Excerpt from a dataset
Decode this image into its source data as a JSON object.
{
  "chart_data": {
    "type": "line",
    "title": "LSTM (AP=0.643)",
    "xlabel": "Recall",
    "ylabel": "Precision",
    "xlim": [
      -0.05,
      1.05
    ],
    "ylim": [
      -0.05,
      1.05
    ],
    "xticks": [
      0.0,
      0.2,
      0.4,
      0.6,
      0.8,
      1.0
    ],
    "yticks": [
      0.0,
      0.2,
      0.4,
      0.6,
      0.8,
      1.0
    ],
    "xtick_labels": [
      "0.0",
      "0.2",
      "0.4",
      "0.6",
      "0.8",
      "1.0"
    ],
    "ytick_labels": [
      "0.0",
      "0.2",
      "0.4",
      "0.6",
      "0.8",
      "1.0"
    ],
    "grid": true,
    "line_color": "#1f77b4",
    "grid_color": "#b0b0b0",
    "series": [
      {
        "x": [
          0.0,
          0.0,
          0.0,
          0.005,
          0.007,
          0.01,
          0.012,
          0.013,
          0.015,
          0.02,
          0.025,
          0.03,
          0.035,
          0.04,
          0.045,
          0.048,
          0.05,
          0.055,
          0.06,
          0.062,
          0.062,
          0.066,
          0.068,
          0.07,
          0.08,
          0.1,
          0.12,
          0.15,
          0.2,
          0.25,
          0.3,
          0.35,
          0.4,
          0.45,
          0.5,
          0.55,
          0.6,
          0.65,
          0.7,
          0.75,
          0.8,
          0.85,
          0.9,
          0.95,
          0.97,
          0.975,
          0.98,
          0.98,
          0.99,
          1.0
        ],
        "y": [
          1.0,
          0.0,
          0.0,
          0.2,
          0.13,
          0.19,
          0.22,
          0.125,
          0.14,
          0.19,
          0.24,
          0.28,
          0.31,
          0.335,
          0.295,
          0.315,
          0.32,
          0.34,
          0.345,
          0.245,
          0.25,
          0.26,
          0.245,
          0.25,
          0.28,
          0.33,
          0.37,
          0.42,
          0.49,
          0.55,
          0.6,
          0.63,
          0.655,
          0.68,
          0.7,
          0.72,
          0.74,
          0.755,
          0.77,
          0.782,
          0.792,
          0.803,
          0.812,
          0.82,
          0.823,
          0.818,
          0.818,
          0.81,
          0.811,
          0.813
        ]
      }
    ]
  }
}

■ WRITTEN INSTRUCTION:
Repeat all the entries word for word.

■ COMPLETED EXERCISE:
Decode this image into its source data as a JSON object.
{
  "chart_data": {
    "type": "line",
    "title": "LSTM (AP=0.643)",
    "xlabel": "Recall",
    "ylabel": "Precision",
    "xlim": [
      -0.05,
      1.05
    ],
    "ylim": [
      -0.05,
      1.05
    ],
    "xticks": [
      0.0,
      0.2,
      0.4,
      0.6,
      0.8,
      1.0
    ],
    "yticks": [
      0.0,
      0.2,
      0.4,
      0.6,
      0.8,
      1.0
    ],
    "xtick_labels": [
      "0.0",
      "0.2",
      "0.4",
      "0.6",
      "0.8",
      "1.0"
    ],
    "ytick_labels": [
      "0.0",
      "0.2",
      "0.4",
      "0.6",
      "0.8",
      "1.0"
    ],
    "grid": true,
    "line_color": "#1f77b4",
    "grid_color": "#b0b0b0",
    "series": [
      {
        "x": [
          0.0,
          0.0,
          0.0,
          0.005,
          0.007,
          0.01,
          0.012,
          0.013,
          0.015,
          0.02,
          0.025,
          0.03,
          0.035,
          0.04,
          0.045,
          0.048,
          0.05,
          0.055,
          0.06,
          0.062,
          0.062,
          0.066,
          0.068,
          0.07,
          0.08,
          0.1,
          0.12,
          0.15,
          0.2,
          0.25,
          0.3,
          0.35,
          0.4,
          0.45,
          0.5,
          0.55,
          0.6,
          0.65,
          0.7,
          0.75,
          0.8,
          0.85,
          0.9,
          0.95,
          0.97,
          0.975,
          0.98,
          0.98,
          0.99,
          1.0
        ],
        "y": [
          1.0,
          0.0,
          0.0,
          0.2,
          0.13,
          0.19,
          0.22,
          0.125,
          0.14,
          0.19,
          0.24,
          0.28,
          0.31,
          0.335,
          0.295,
          0.315,
          0.32,
          0.34,
          0.345,
          0.245,
          0.25,
          0.26,
          0.245,
          0.25,
          0.28,
          0.33,
          0.37,
          0.42,
          0.49,
          0.55,
          0.6,
          0.63,
          0.655,
          0.68,
          0.7,
          0.72,
          0.74,
          0.755,
          0.77,
          0.782,
          0.792,
          0.803,
          0.812,
          0.82,
          0.823,
          0.818,
          0.818,
          0.81,
          0.811,
          0.813
        ]
      }
    ]
  }
}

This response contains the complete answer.